▸ Task:
Each line that holds the word "Output" is to be identified and copied.

▸ Available data:
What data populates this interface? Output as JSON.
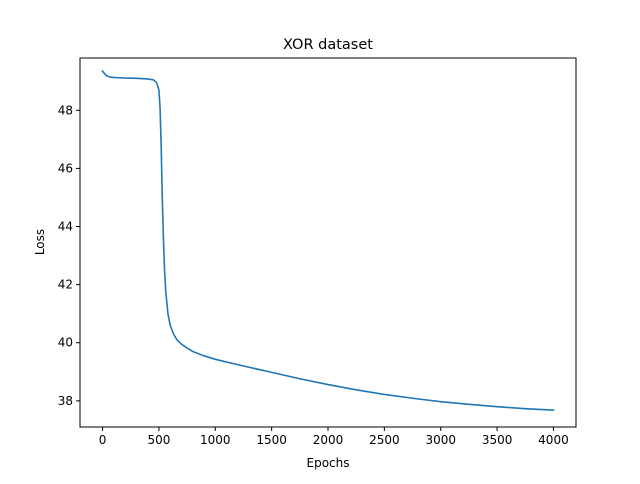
{
  "chart_data": {
    "type": "line",
    "title": "XOR dataset",
    "xlabel": "Epochs",
    "ylabel": "Loss",
    "xlim": [
      -200,
      4200
    ],
    "ylim": [
      37.1,
      49.8
    ],
    "xticks": [
      0,
      500,
      1000,
      1500,
      2000,
      2500,
      3000,
      3500,
      4000
    ],
    "yticks": [
      38,
      40,
      42,
      44,
      46,
      48
    ],
    "grid": false,
    "legend": "none",
    "series": [
      {
        "color": "#1f77b4",
        "x": [
          0,
          10,
          20,
          40,
          70,
          100,
          150,
          200,
          300,
          400,
          450,
          480,
          500,
          510,
          520,
          530,
          540,
          550,
          560,
          580,
          600,
          630,
          660,
          700,
          750,
          800,
          900,
          1000,
          1250,
          1500,
          1750,
          2000,
          2250,
          2500,
          2750,
          3000,
          3250,
          3500,
          3750,
          4000
        ],
        "y": [
          49.35,
          49.3,
          49.25,
          49.18,
          49.14,
          49.13,
          49.12,
          49.11,
          49.1,
          49.08,
          49.05,
          48.95,
          48.7,
          48.1,
          46.8,
          45.0,
          43.6,
          42.5,
          41.8,
          41.0,
          40.6,
          40.3,
          40.1,
          39.95,
          39.82,
          39.7,
          39.55,
          39.43,
          39.2,
          38.98,
          38.76,
          38.56,
          38.38,
          38.22,
          38.09,
          37.97,
          37.88,
          37.8,
          37.73,
          37.68
        ]
      }
    ]
  }
}
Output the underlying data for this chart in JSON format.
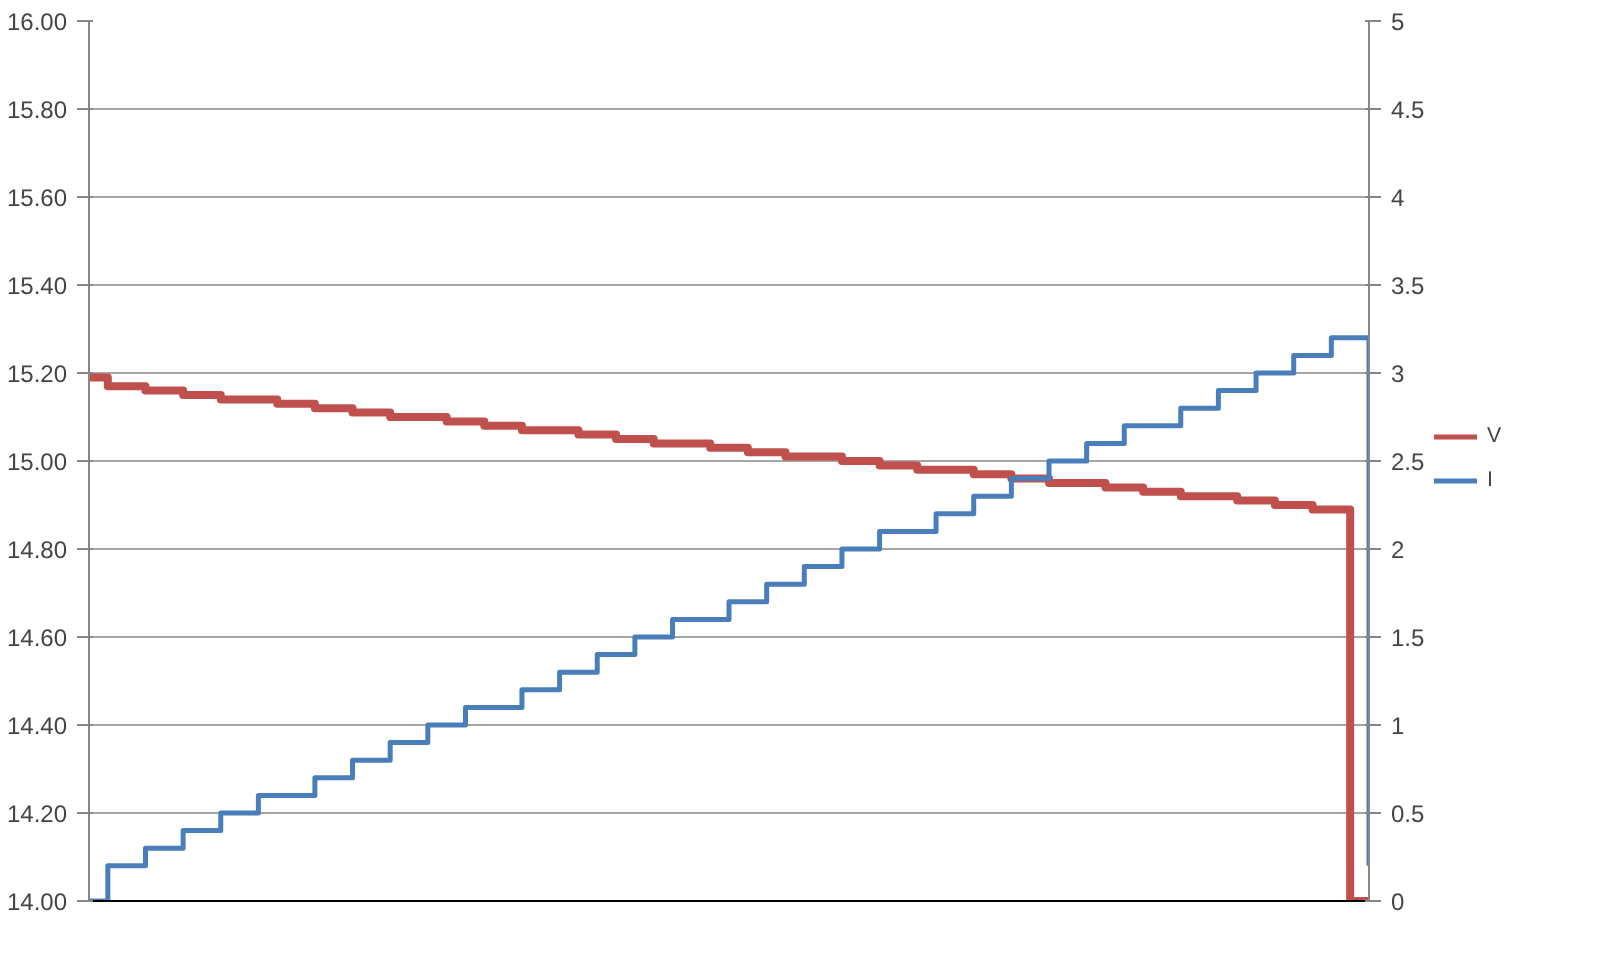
{
  "chart_data": {
    "type": "step",
    "categories": [
      null,
      null,
      null,
      null,
      null,
      null,
      null,
      null,
      null,
      null,
      null,
      null,
      null,
      null,
      null,
      null,
      null,
      null,
      null,
      null,
      null,
      null,
      null,
      null,
      null,
      null,
      null,
      null,
      null,
      null,
      null,
      null,
      null,
      null,
      null,
      null,
      null,
      null,
      null,
      null,
      null,
      null,
      null,
      null,
      null,
      null,
      null,
      null,
      null,
      null,
      null,
      null,
      null,
      null,
      null,
      null,
      null,
      null,
      null,
      null,
      null,
      null,
      null,
      null,
      null,
      null,
      null,
      null,
      null
    ],
    "series": [
      {
        "name": "V",
        "color": "#c0504d",
        "values": [
          15.19,
          15.17,
          15.17,
          15.16,
          15.16,
          15.15,
          15.15,
          15.14,
          15.14,
          15.14,
          15.13,
          15.13,
          15.12,
          15.12,
          15.11,
          15.11,
          15.1,
          15.1,
          15.1,
          15.09,
          15.09,
          15.08,
          15.08,
          15.07,
          15.07,
          15.07,
          15.06,
          15.06,
          15.05,
          15.05,
          15.04,
          15.04,
          15.04,
          15.03,
          15.03,
          15.02,
          15.02,
          15.01,
          15.01,
          15.01,
          15.0,
          15.0,
          14.99,
          14.99,
          14.98,
          14.98,
          14.98,
          14.97,
          14.97,
          14.96,
          14.96,
          14.95,
          14.95,
          14.95,
          14.94,
          14.94,
          14.93,
          14.93,
          14.92,
          14.92,
          14.92,
          14.91,
          14.91,
          14.9,
          14.9,
          14.89,
          14.89,
          14.0,
          14.0
        ]
      },
      {
        "name": "I",
        "color": "#4a7ebb",
        "axis": "y2",
        "values": [
          0,
          0.2,
          0.2,
          0.3,
          0.3,
          0.4,
          0.4,
          0.5,
          0.5,
          0.6,
          0.6,
          0.6,
          0.7,
          0.7,
          0.8,
          0.8,
          0.9,
          0.9,
          1.0,
          1.0,
          1.1,
          1.1,
          1.1,
          1.2,
          1.2,
          1.3,
          1.3,
          1.4,
          1.4,
          1.5,
          1.5,
          1.6,
          1.6,
          1.6,
          1.7,
          1.7,
          1.8,
          1.8,
          1.9,
          1.9,
          2.0,
          2.0,
          2.1,
          2.1,
          2.1,
          2.2,
          2.2,
          2.3,
          2.3,
          2.4,
          2.4,
          2.5,
          2.5,
          2.6,
          2.6,
          2.7,
          2.7,
          2.7,
          2.8,
          2.8,
          2.9,
          2.9,
          3.0,
          3.0,
          3.1,
          3.1,
          3.2,
          3.2,
          0.2
        ]
      }
    ],
    "ylim": [
      14,
      16
    ],
    "yticks": [
      {
        "value": 14,
        "label": "14.00"
      },
      {
        "value": 14.2,
        "label": "14.20"
      },
      {
        "value": 14.4,
        "label": "14.40"
      },
      {
        "value": 14.6,
        "label": "14.60"
      },
      {
        "value": 14.8,
        "label": "14.80"
      },
      {
        "value": 15,
        "label": "15.00"
      },
      {
        "value": 15.2,
        "label": "15.20"
      },
      {
        "value": 15.4,
        "label": "15.40"
      },
      {
        "value": 15.6,
        "label": "15.60"
      },
      {
        "value": 15.8,
        "label": "15.80"
      },
      {
        "value": 16,
        "label": "16.00"
      }
    ],
    "y2lim": [
      0,
      5
    ],
    "y2ticks": [
      0,
      0.5,
      1,
      1.5,
      2,
      2.5,
      3,
      3.5,
      4,
      4.5,
      5
    ],
    "grid": "y",
    "legend": "right",
    "tick_labels": "y"
  }
}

▸ Result of the exercise:
What data populates this interface? Output as JSON.
Output the underlying data for this chart in JSON format.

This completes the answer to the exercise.